# TASK DETAILS
Find the string "target" in the data, then copy every line where it is found.

# DATA SUPPLIED
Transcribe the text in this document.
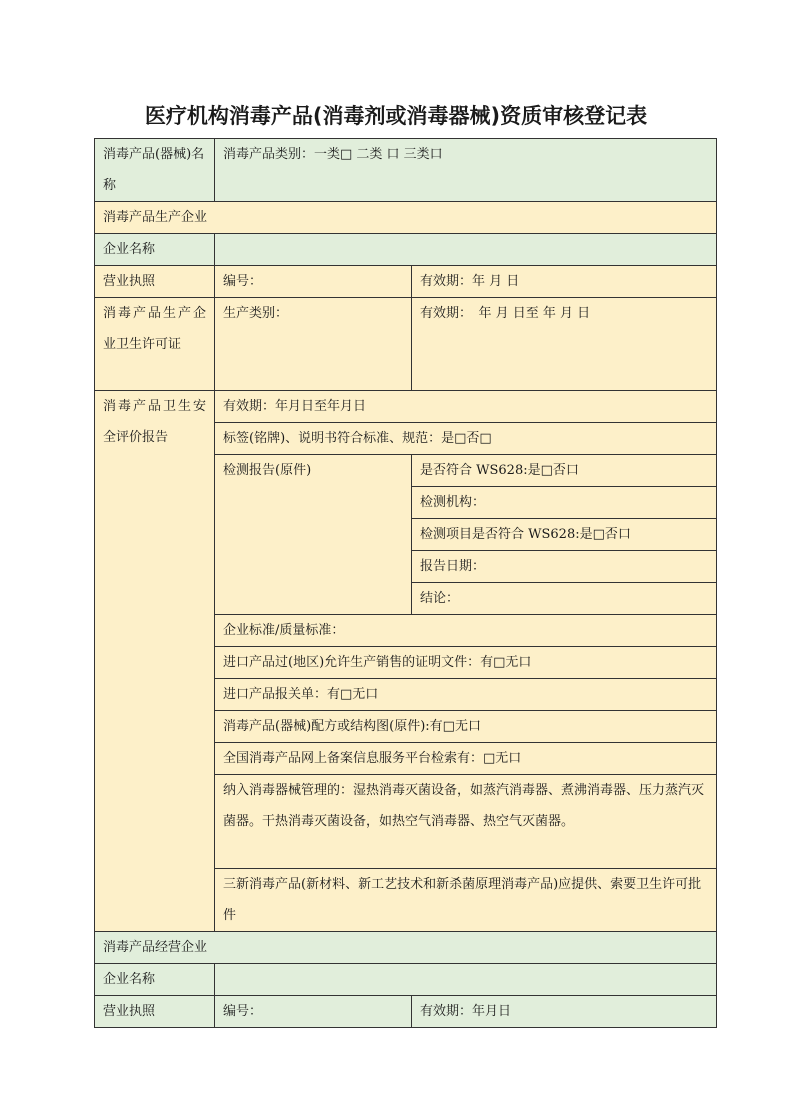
医疗机构消毒产品(消毒剂或消毒器械)资质审核登记表
消毒产品(器械)名称	消毒产品类别：一类□ 二类 口 三类口	
消毒产品生产企业		
企业名称		
营业执照	编号：	有效期：年 月 日
消毒产品生产企业卫生许可证	生产类别：	有效期：　年 月 日至 年 月 日
消毒产品卫生安全评价报告	有效期：年月日至年月日	
	标签(铭牌)、说明书符合标准、规范：是□否□	
	检测报告(原件)	是否符合 WS628:是□否口
		检测机构：
		检测项目是否符合 WS628:是□否口
		报告日期：
		结论：
	企业标准/质量标准：	
	进口产品过(地区)允许生产销售的证明文件：有□无口	
	进口产品报关单：有□无口	
	消毒产品(器械)配方或结构图(原件):有□无口	
	全国消毒产品网上备案信息服务平台检索有：□无口	
	纳入消毒器械管理的：湿热消毒灭菌设备，如蒸汽消毒器、煮沸消毒器、压力蒸汽灭菌器。干热消毒灭菌设备，如热空气消毒器、热空气灭菌器。	
	三新消毒产品(新材料、新工艺技术和新杀菌原理消毒产品)应提供、索要卫生许可批件	
消毒产品经营企业		
企业名称		
营业执照	编号：	有效期：年月日
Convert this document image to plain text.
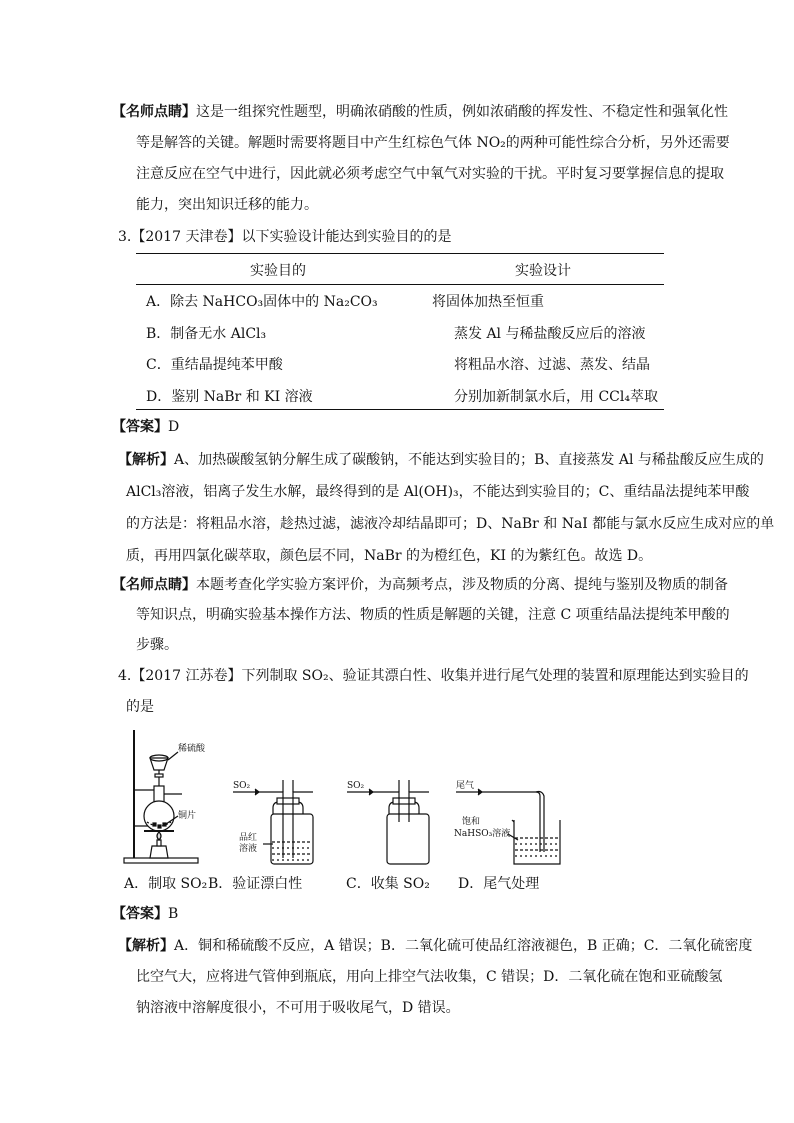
【名师点睛】这是一组探究性题型，明确浓硝酸的性质，例如浓硝酸的挥发性、不稳定性和强氧化性
等是解答的关键。解题时需要将题目中产生红棕色气体 NO₂的两种可能性综合分析，另外还需要
注意反应在空气中进行，因此就必须考虑空气中氧气对实验的干扰。平时复习要掌握信息的提取
能力，突出知识迁移的能力。
3.【2017 天津卷】以下实验设计能达到实验目的的是
实验目的	实验设计
A．除去 NaHCO₃固体中的 Na₂CO₃	将固体加热至恒重
B．制备无水 AlCl₃	蒸发 Al 与稀盐酸反应后的溶液
C．重结晶提纯苯甲酸	将粗品水溶、过滤、蒸发、结晶
D．鉴别 NaBr 和 KI 溶液	分别加新制氯水后，用 CCl₄萃取
【答案】D
【解析】A、加热碳酸氢钠分解生成了碳酸钠，不能达到实验目的；B、直接蒸发 Al 与稀盐酸反应生成的
AlCl₃溶液，铝离子发生水解，最终得到的是 Al(OH)₃，不能达到实验目的；C、重结晶法提纯苯甲酸
的方法是：将粗品水溶，趁热过滤，滤液冷却结晶即可；D、NaBr 和 NaI 都能与氯水反应生成对应的单
质，再用四氯化碳萃取，颜色层不同，NaBr 的为橙红色，KI 的为紫红色。故选 D。
【名师点睛】本题考查化学实验方案评价，为高频考点，涉及物质的分离、提纯与鉴别及物质的制备
等知识点，明确实验基本操作方法、物质的性质是解题的关键，注意 C 项重结晶法提纯苯甲酸的
步骤。
4.【2017 江苏卷】下列制取 SO₂、验证其漂白性、收集并进行尾气处理的装置和原理能达到实验目的
的是
稀硫酸
铜片
SO₂
品红
溶液
SO₂	尾气
饱和
NaHSO₃溶液
A．制取 SO₂ B．验证漂白性	C．收集 SO₂ D．尾气处理
【答案】B
【解析】A．铜和稀硫酸不反应，A 错误；B．二氧化硫可使品红溶液褪色，B 正确；C．二氧化硫密度
比空气大，应将进气管伸到瓶底，用向上排空气法收集，C 错误；D．二氧化硫在饱和亚硫酸氢
钠溶液中溶解度很小，不可用于吸收尾气，D 错误。
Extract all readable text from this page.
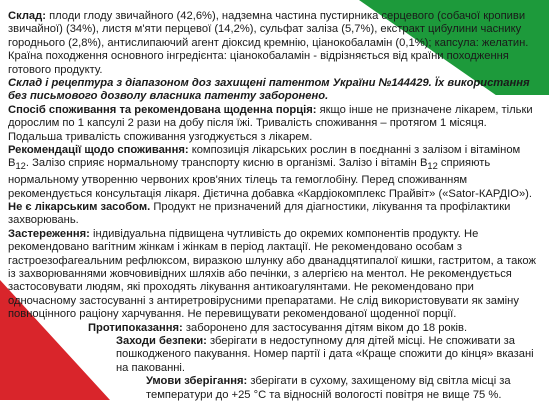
Склад: плоди глоду звичайного (42,6%), надземна частина пустирника серцевого (собачої кропиви звичайної) (34%), листя м'яти перцевої (14,2%), сульфат заліза (5,7%), екстракт цибулини часнику городнього (2,8%), антислипаючий агент діоксид кремнію, ціанокобаламін (0,1%); капсула: желатин. Країна походження основного інгредієнта: ціанокобаламін - відрізняється від країни походження готового продукту.

Склад і рецептура з діапазоном доз захищені патентом України №144429. Їх використання без письмового дозволу власника патенту заборонено.

Спосіб споживання та рекомендована щоденна порція: якщо інше не призначене лікарем, тільки дорослим по 1 капсулі 2 рази на добу після їжі. Тривалість споживання – протягом 1 місяця. Подальша тривалість споживання узгоджується з лікарем.

Рекомендації щодо споживання: композиція лікарських рослин в поєднанні з залізом і вітаміном $B_{12}$. Залізо сприяє нормальному транспорту кисню в організмі. Залізо і вітамін $B_{12}$ сприяють нормальному утворенню червоних кров'яних тілець та гемоглобіну. Перед споживанням рекомендується консультація лікаря. Дієтична добавка «Кардіокомплекс Прайвіт» («Sator-КАРДІО»).

Не є лікарським засобом. Продукт не призначений для діагностики, лікування та профілактики захворювань.

Застереження: індивідуальна підвищена чутливість до окремих компонентів продукту. Не рекомендовано вагітним жінкам і жінкам в період лактації. Не рекомендовано особам з гастроезофагеальним рефлюксом, виразкою шлунку або дванадцятипалої кишки, гастритом, а також із захворюваннями жовчовивідних шляхів або печінки, з алергією на ментол. Не рекомендується застосовувати людям, які проходять лікування антикоагулянтами. Не рекомендовано при одночасному застосуванні з антиретровірусними препаратами. Не слід використовувати як заміну повноцінного раціону харчування. Не перевищувати рекомендованої щоденної порції.

Протипоказання: заборонено для застосування дітям віком до 18 років.

Заходи безпеки: зберігати в недоступному для дітей місці. Не споживати за пошкодженого пакування. Номер партії і дата «Краще спожити до кінця» вказані на пакованні.

Умови зберігання: зберігати в сухому, захищеному від світла місці за температури до +25 °C та відносній вологості повітря не вище 75 %.
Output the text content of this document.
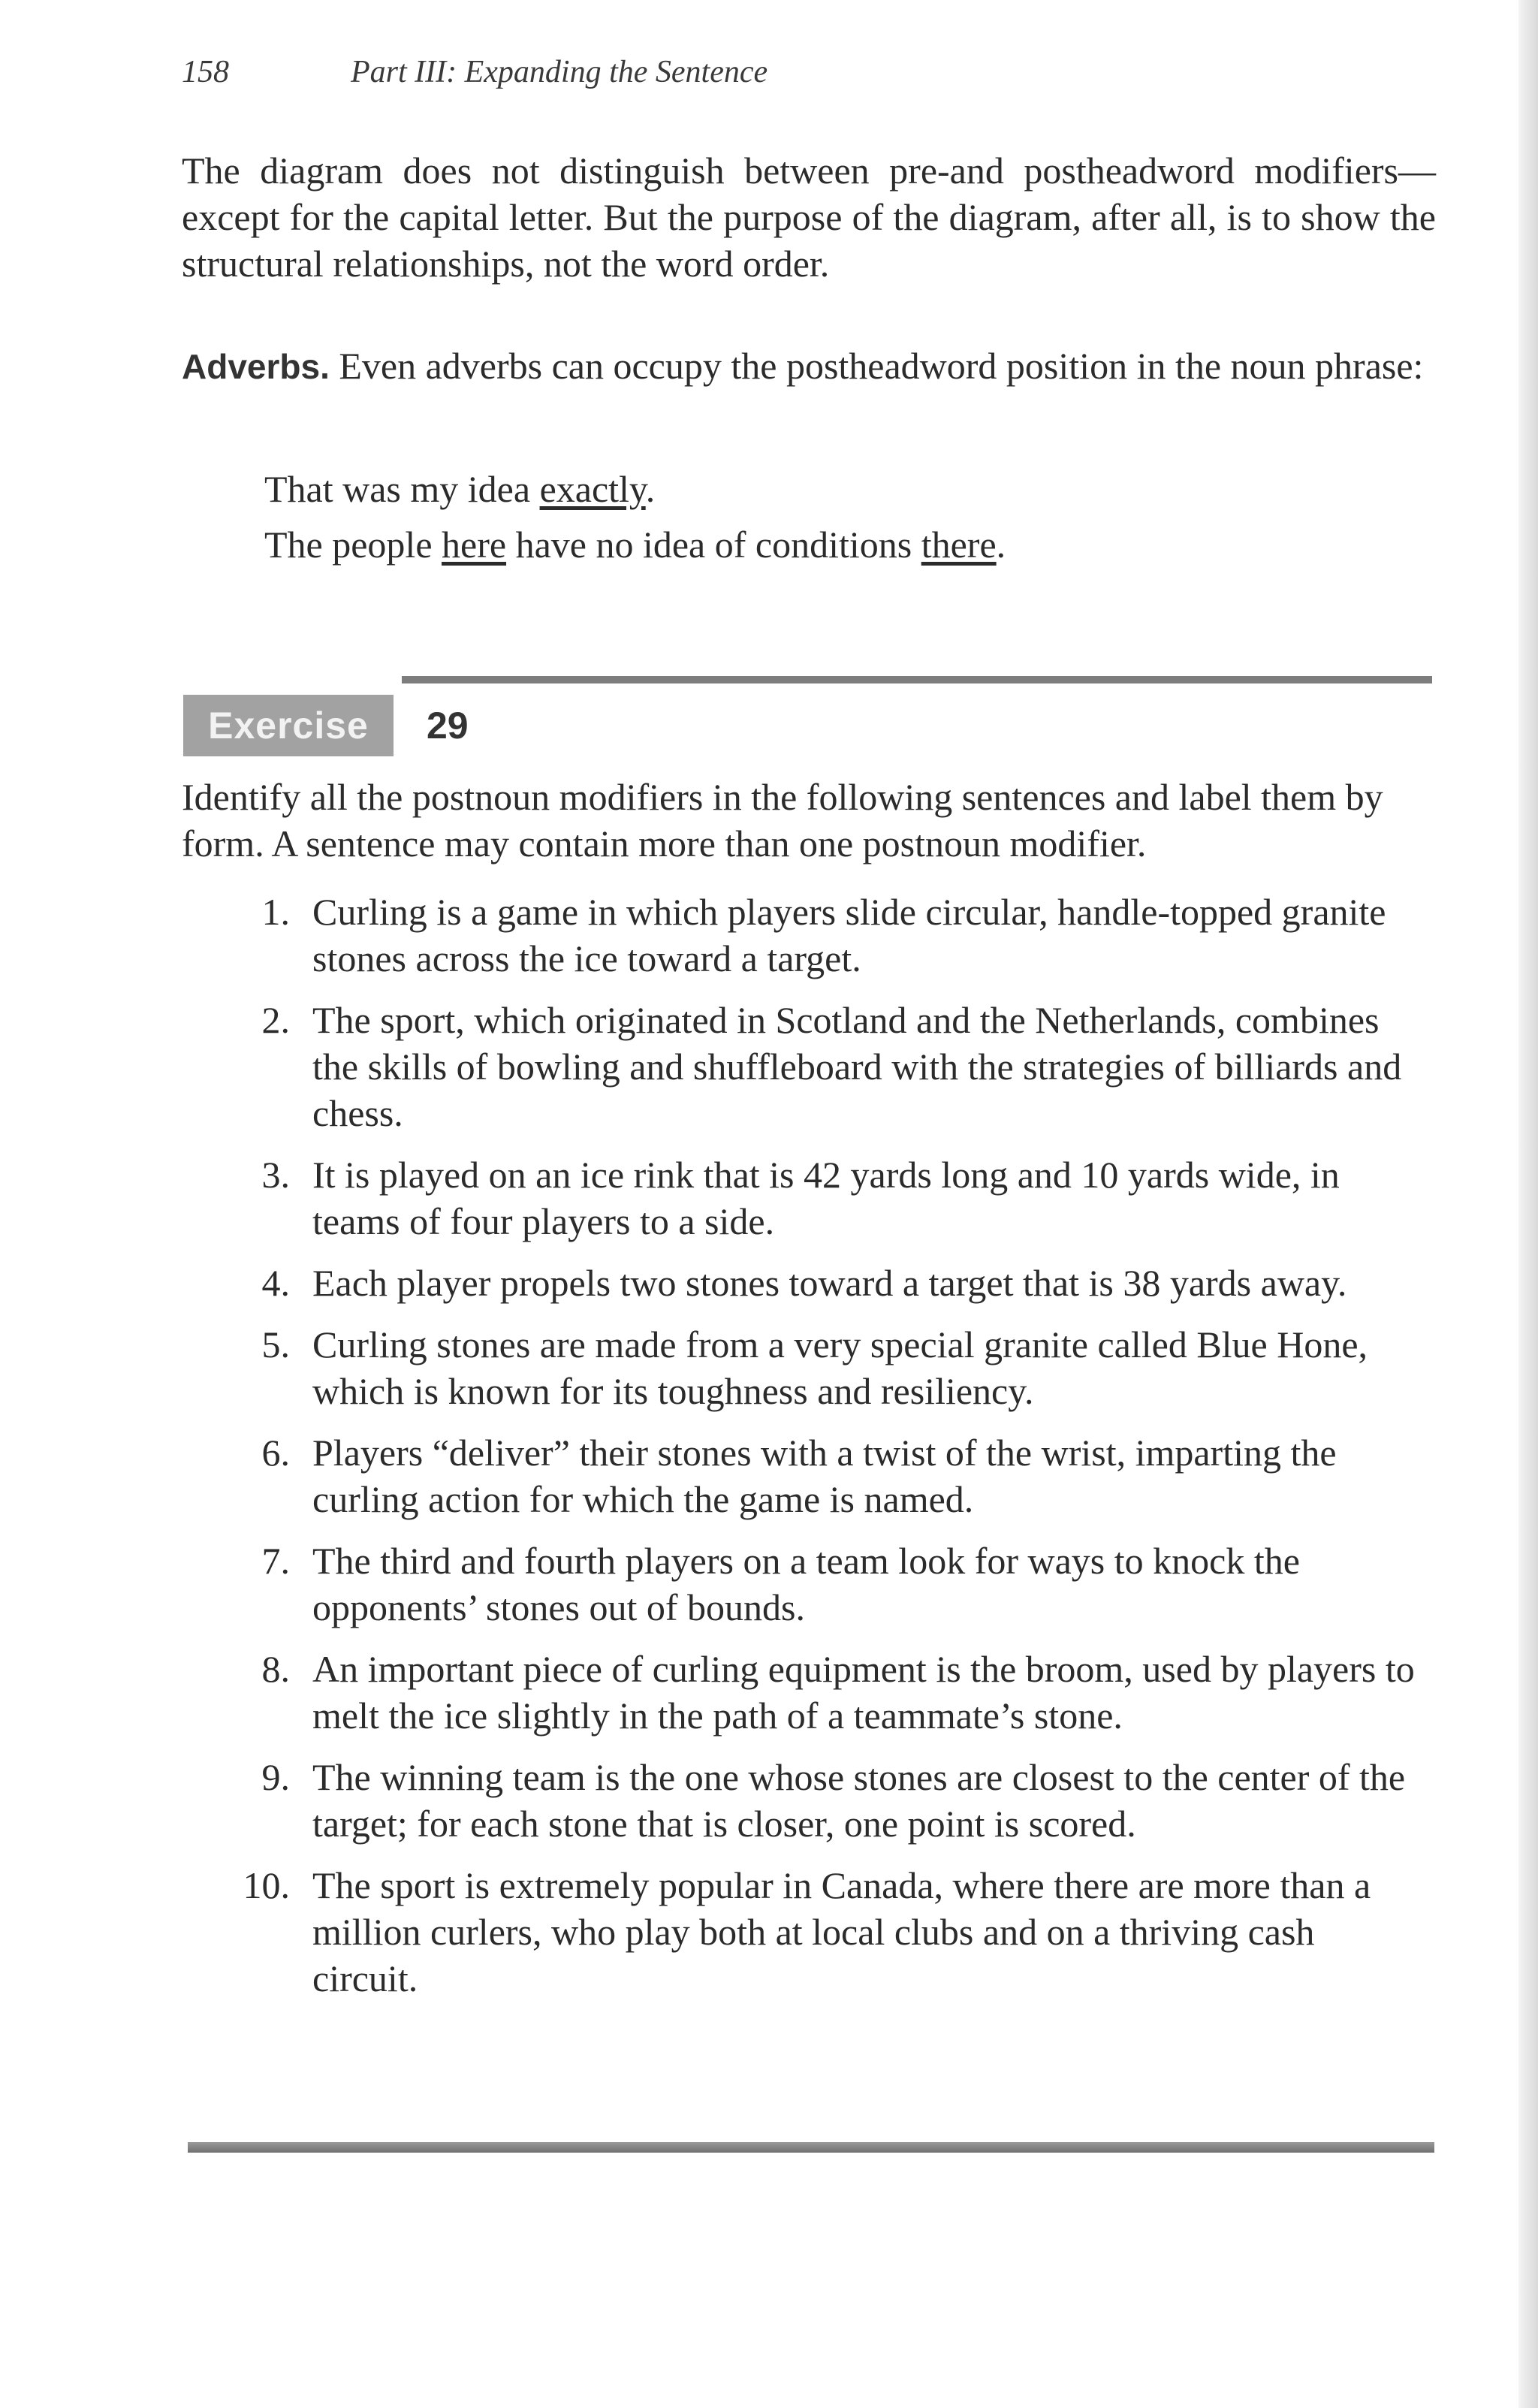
158	Part III: Expanding the Sentence

The diagram does not distinguish between pre-and postheadword modifiers—except for the capital letter. But the purpose of the diagram, after all, is to show the structural relationships, not the word order.

Adverbs. Even adverbs can occupy the postheadword position in the noun phrase:

That was my idea exactly.
The people here have no idea of conditions there.
Exercise	29

Identify all the postnoun modifiers in the following sentences and label them by form. A sentence may contain more than one postnoun modifier.

1. Curling is a game in which players slide circular, handle-topped granite stones across the ice toward a target.
2. The sport, which originated in Scotland and the Netherlands, combines the skills of bowling and shuffleboard with the strategies of billiards and chess.
3. It is played on an ice rink that is 42 yards long and 10 yards wide, in teams of four players to a side.
4. Each player propels two stones toward a target that is 38 yards away.
5. Curling stones are made from a very special granite called Blue Hone, which is known for its toughness and resiliency.
6. Players “deliver” their stones with a twist of the wrist, imparting the curling action for which the game is named.
7. The third and fourth players on a team look for ways to knock the opponents’ stones out of bounds.
8. An important piece of curling equipment is the broom, used by players to melt the ice slightly in the path of a teammate’s stone.
9. The winning team is the one whose stones are closest to the center of the target; for each stone that is closer, one point is scored.
10. The sport is extremely popular in Canada, where there are more than a million curlers, who play both at local clubs and on a thriving cash circuit.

# RESULT FOR THIS EXERCISE
1. Curling is a game in which players slide circular, handle-topped granite stones across the ice toward a target.
4. Each player propels two stones toward a target that is 38 yards away.
9. The winning team is the one whose stones are closest to the center of the target; for each stone that is closer, one point is scored.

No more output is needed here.